## Given instruction
Search the records for "waveform" and copy each line that holds it.

## Source data
--
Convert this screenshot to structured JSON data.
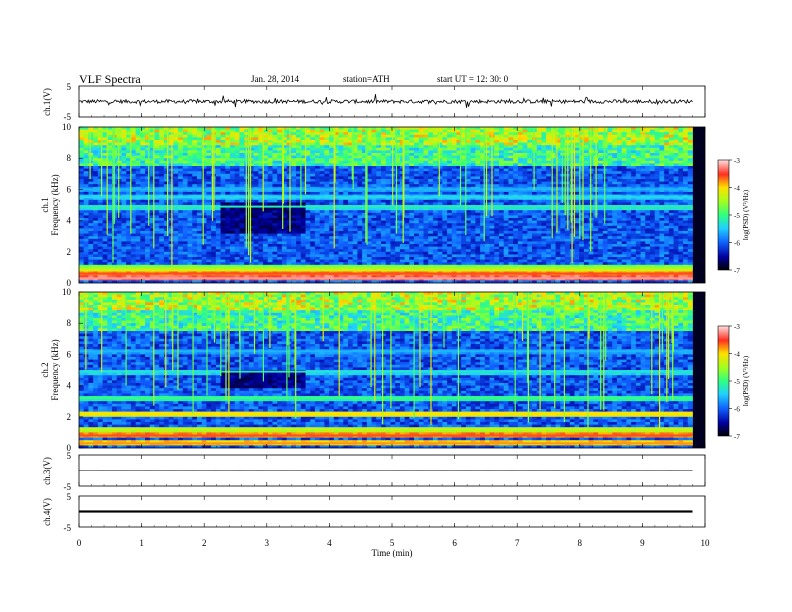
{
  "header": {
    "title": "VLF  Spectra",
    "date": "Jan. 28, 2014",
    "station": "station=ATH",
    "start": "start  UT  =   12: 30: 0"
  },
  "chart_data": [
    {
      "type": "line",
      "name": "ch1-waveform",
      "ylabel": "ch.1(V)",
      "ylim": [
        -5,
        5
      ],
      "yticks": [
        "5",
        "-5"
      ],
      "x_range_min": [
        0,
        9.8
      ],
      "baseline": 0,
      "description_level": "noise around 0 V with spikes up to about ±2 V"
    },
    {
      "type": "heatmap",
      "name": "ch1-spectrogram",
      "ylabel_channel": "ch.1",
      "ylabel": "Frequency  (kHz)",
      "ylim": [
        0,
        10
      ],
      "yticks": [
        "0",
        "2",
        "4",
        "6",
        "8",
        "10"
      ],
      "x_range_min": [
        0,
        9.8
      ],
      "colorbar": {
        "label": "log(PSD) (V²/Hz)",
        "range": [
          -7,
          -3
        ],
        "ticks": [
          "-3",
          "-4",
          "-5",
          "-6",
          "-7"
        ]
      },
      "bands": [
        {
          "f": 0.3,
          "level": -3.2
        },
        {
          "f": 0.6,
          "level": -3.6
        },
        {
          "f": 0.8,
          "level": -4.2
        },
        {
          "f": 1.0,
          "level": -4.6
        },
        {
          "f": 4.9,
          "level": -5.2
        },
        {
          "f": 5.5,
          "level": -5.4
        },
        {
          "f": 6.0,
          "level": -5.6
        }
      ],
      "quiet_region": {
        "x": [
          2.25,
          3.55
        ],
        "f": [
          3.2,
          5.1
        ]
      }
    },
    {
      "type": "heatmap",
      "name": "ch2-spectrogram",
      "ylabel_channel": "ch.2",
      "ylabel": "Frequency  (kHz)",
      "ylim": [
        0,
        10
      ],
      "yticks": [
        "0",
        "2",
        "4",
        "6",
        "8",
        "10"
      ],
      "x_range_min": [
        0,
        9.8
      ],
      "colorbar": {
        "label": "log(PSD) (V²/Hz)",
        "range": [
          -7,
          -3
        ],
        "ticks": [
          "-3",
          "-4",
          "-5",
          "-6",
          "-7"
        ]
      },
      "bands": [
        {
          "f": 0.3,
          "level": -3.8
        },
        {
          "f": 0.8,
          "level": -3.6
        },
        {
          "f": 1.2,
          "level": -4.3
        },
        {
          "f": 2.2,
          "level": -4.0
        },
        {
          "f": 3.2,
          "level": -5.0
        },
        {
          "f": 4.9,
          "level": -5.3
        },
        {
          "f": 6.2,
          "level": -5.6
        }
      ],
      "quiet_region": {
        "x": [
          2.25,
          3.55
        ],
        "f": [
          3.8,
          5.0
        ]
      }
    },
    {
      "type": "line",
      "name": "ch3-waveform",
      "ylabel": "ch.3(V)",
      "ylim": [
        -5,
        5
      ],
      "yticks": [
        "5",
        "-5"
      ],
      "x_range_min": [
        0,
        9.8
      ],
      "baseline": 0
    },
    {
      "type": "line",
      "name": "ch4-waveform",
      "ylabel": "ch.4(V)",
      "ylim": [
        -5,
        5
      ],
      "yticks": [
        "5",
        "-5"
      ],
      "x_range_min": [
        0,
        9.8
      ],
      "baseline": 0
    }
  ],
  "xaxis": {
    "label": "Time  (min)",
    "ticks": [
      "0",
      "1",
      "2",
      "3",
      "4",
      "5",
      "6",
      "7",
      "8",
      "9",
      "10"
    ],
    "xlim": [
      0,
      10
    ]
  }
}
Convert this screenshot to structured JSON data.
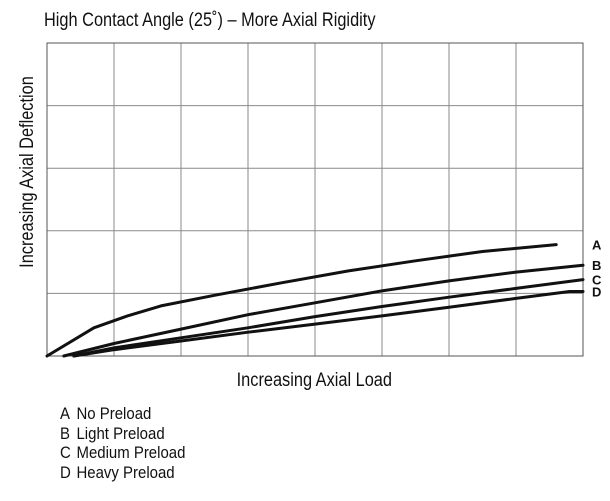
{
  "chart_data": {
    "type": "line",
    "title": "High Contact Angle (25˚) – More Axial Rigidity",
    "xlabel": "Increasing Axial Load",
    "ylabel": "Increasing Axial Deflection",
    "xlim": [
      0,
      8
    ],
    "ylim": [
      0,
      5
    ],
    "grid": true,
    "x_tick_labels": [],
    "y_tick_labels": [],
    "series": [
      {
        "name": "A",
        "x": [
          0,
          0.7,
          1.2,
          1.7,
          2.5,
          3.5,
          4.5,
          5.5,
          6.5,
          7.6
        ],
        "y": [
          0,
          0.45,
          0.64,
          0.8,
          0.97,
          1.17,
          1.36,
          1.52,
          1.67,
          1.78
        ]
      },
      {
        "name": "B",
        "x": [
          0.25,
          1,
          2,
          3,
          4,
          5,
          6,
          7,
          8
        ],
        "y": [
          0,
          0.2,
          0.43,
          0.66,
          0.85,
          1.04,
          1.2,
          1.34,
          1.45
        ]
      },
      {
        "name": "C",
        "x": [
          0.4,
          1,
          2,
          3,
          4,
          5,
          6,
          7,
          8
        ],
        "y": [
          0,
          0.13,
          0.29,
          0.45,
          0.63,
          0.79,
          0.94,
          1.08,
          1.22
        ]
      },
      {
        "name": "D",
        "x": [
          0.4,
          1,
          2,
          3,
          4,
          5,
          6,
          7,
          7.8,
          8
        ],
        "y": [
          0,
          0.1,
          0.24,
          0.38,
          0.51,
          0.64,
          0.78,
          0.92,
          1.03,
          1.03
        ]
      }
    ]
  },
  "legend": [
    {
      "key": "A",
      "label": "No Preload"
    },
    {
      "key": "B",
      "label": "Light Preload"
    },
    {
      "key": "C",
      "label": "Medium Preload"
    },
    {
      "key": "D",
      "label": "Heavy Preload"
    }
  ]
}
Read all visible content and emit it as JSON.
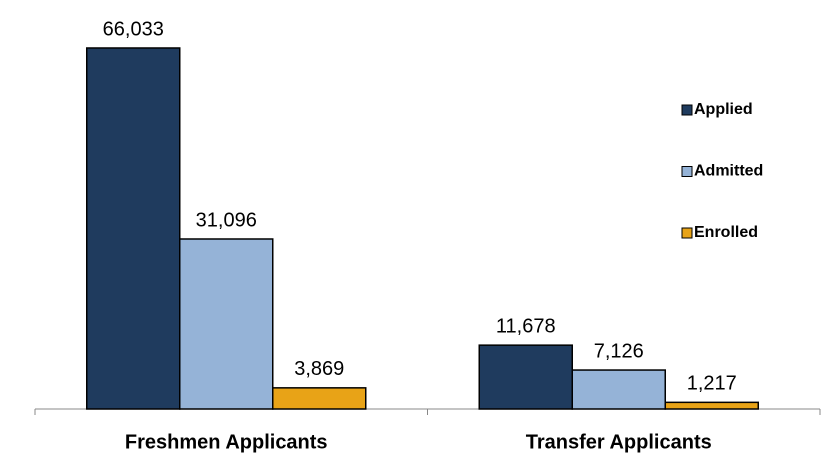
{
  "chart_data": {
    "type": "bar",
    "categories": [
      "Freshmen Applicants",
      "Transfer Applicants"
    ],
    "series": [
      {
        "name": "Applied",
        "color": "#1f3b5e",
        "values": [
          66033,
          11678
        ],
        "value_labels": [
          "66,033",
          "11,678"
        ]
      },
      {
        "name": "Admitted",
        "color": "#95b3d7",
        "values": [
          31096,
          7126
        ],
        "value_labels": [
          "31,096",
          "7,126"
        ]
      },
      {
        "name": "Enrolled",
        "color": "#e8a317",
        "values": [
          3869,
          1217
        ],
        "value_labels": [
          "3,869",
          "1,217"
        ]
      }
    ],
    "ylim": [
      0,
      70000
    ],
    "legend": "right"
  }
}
--
## Solved problem
      "name": "ch1-waveform",
      "name": "ch3-waveform",
      "name": "ch4-waveform",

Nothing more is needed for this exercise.